* Begin DATA EXTRACT *

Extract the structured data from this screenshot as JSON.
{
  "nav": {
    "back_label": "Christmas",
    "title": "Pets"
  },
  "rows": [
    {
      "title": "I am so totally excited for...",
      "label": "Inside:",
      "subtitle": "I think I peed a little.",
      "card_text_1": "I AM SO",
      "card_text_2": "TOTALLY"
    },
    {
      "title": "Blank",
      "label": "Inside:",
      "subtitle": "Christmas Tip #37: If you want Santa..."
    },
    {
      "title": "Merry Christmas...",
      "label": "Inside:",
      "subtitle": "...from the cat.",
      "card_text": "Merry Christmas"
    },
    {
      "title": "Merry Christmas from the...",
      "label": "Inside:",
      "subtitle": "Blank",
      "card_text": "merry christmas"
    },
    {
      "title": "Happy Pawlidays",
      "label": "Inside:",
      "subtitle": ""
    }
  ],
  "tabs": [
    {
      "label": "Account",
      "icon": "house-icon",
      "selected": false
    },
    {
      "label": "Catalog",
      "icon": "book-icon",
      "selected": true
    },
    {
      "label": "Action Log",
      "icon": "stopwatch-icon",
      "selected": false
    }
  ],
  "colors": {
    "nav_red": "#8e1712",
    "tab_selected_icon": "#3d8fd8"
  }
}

* End DATA EXTRACT *

- DIRECTIONS
Repeat each of the entries above precisely as given.

- WORKED SOLUTION
Extract the structured data from this screenshot as JSON.
{
  "nav": {
    "back_label": "Christmas",
    "title": "Pets"
  },
  "rows": [
    {
      "title": "I am so totally excited for...",
      "label": "Inside:",
      "subtitle": "I think I peed a little.",
      "card_text_1": "I AM SO",
      "card_text_2": "TOTALLY"
    },
    {
      "title": "Blank",
      "label": "Inside:",
      "subtitle": "Christmas Tip #37: If you want Santa..."
    },
    {
      "title": "Merry Christmas...",
      "label": "Inside:",
      "subtitle": "...from the cat.",
      "card_text": "Merry Christmas"
    },
    {
      "title": "Merry Christmas from the...",
      "label": "Inside:",
      "subtitle": "Blank",
      "card_text": "merry christmas"
    },
    {
      "title": "Happy Pawlidays",
      "label": "Inside:",
      "subtitle": ""
    }
  ],
  "tabs": [
    {
      "label": "Account",
      "icon": "house-icon",
      "selected": false
    },
    {
      "label": "Catalog",
      "icon": "book-icon",
      "selected": true
    },
    {
      "label": "Action Log",
      "icon": "stopwatch-icon",
      "selected": false
    }
  ],
  "colors": {
    "nav_red": "#8e1712",
    "tab_selected_icon": "#3d8fd8"
  }
}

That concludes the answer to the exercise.